▶ [STATED EXERCISE] Set out all of the rows below as a numbered list, omitting any blank lines.

[Dataset excerpt]
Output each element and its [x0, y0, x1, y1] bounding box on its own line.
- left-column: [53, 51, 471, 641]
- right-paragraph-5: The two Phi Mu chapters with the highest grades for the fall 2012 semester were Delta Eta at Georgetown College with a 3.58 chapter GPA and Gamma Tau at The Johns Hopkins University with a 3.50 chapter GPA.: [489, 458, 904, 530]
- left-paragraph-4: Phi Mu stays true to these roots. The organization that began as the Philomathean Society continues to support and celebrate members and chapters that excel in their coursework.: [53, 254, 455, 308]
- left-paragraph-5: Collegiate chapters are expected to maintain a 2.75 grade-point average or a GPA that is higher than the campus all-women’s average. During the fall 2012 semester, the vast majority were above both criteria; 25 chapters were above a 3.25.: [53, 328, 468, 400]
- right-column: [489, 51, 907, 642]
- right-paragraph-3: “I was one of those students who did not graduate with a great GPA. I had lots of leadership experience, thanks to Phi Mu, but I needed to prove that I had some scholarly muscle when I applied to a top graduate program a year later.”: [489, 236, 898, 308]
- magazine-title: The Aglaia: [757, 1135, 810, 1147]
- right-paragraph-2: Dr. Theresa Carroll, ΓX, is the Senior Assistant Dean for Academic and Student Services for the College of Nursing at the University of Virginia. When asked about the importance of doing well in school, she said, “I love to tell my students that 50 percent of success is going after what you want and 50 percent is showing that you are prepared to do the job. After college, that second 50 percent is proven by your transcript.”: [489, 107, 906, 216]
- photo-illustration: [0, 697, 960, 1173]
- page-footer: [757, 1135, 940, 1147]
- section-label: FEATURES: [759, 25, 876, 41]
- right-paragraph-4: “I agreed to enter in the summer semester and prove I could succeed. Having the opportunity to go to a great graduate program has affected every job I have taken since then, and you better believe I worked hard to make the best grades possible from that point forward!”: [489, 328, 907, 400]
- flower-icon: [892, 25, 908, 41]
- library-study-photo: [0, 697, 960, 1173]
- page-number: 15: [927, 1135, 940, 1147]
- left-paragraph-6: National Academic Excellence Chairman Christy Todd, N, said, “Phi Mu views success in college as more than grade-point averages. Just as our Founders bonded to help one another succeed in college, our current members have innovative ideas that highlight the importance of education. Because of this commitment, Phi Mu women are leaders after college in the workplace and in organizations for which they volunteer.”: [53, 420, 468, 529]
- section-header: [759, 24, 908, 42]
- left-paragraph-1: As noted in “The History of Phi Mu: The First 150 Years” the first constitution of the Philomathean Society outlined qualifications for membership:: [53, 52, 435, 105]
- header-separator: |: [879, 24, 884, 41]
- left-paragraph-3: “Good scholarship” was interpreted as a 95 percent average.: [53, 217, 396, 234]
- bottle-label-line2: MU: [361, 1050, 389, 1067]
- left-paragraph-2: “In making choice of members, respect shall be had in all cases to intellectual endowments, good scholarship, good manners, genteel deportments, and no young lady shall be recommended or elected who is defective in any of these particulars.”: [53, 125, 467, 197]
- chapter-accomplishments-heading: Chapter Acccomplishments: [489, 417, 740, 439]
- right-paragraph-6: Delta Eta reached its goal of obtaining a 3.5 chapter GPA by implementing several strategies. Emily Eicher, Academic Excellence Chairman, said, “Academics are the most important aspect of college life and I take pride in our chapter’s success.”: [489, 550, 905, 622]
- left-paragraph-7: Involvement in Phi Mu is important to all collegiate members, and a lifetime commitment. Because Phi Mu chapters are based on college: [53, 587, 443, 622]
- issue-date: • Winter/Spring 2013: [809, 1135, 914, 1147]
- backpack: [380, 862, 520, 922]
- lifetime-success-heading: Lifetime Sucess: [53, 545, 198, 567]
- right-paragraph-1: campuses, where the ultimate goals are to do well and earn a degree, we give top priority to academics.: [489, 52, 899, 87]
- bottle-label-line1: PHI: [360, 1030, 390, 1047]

▶ [ANSWER TO THIS PROBLEM]
1. Output each element and its [x0, y0, x1, y1] bounding box on its own line.
2. - left-column: [53, 51, 471, 641]
3. - right-paragraph-5: The two Phi Mu chapters with the highest grades for the fall 2012 semester were Delta Eta at Georgetown College with a 3.58 chapter GPA and Gamma Tau at The Johns Hopkins University with a 3.50 chapter GPA.: [489, 458, 904, 530]
4. - left-paragraph-4: Phi Mu stays true to these roots. The organization that began as the Philomathean Society continues to support and celebrate members and chapters that excel in their coursework.: [53, 254, 455, 308]
5. - left-paragraph-5: Collegiate chapters are expected to maintain a 2.75 grade-point average or a GPA that is higher than the campus all-women’s average. During the fall 2012 semester, the vast majority were above both criteria; 25 chapters were above a 3.25.: [53, 328, 468, 400]
6. - right-column: [489, 51, 907, 642]
7. - right-paragraph-3: “I was one of those students who did not graduate with a great GPA. I had lots of leadership experience, thanks to Phi Mu, but I needed to prove that I had some scholarly muscle when I applied to a top graduate program a year later.”: [489, 236, 898, 308]
8. - magazine-title: The Aglaia: [757, 1135, 810, 1147]
9. - right-paragraph-2: Dr. Theresa Carroll, ΓX, is the Senior Assistant Dean for Academic and Student Services for the College of Nursing at the University of Virginia. When asked about the importance of doing well in school, she said, “I love to tell my students that 50 percent of success is going after what you want and 50 percent is showing that you are prepared to do the job. After college, that second 50 percent is proven by your transcript.”: [489, 107, 906, 216]
10. - photo-illustration: [0, 697, 960, 1173]
11. - page-footer: [757, 1135, 940, 1147]
12. - section-label: FEATURES: [759, 25, 876, 41]
13. - right-paragraph-4: “I agreed to enter in the summer semester and prove I could succeed. Having the opportunity to go to a great graduate program has affected every job I have taken since then, and you better believe I worked hard to make the best grades possible from that point forward!”: [489, 328, 907, 400]
14. - flower-icon: [892, 25, 908, 41]
15. - library-study-photo: [0, 697, 960, 1173]
16. - page-number: 15: [927, 1135, 940, 1147]
17. - left-paragraph-6: National Academic Excellence Chairman Christy Todd, N, said, “Phi Mu views success in college as more than grade-point averages. Just as our Founders bonded to help one another succeed in college, our current members have innovative ideas that highlight the importance of education. Because of this commitment, Phi Mu women are leaders after college in the workplace and in organizations for which they volunteer.”: [53, 420, 468, 529]
18. - section-header: [759, 24, 908, 42]
19. - left-paragraph-1: As noted in “The History of Phi Mu: The First 150 Years” the first constitution of the Philomathean Society outlined qualifications for membership:: [53, 52, 435, 105]
20. - header-separator: |: [879, 24, 884, 41]
21. - left-paragraph-3: “Good scholarship” was interpreted as a 95 percent average.: [53, 217, 396, 234]
22. - bottle-label-line2: MU: [361, 1050, 389, 1067]
23. - left-paragraph-2: “In making choice of members, respect shall be had in all cases to intellectual endowments, good scholarship, good manners, genteel deportments, and no young lady shall be recommended or elected who is defective in any of these particulars.”: [53, 125, 467, 197]
24. - chapter-accomplishments-heading: Chapter Acccomplishments: [489, 417, 740, 439]
25. - right-paragraph-6: Delta Eta reached its goal of obtaining a 3.5 chapter GPA by implementing several strategies. Emily Eicher, Academic Excellence Chairman, said, “Academics are the most important aspect of college life and I take pride in our chapter’s success.”: [489, 550, 905, 622]
26. - left-paragraph-7: Involvement in Phi Mu is important to all collegiate members, and a lifetime commitment. Because Phi Mu chapters are based on college: [53, 587, 443, 622]
27. - issue-date: • Winter/Spring 2013: [809, 1135, 914, 1147]
28. - backpack: [380, 862, 520, 922]
29. - lifetime-success-heading: Lifetime Sucess: [53, 545, 198, 567]
30. - right-paragraph-1: campuses, where the ultimate goals are to do well and earn a degree, we give top priority to academics.: [489, 52, 899, 87]
31. - bottle-label-line1: PHI: [360, 1030, 390, 1047]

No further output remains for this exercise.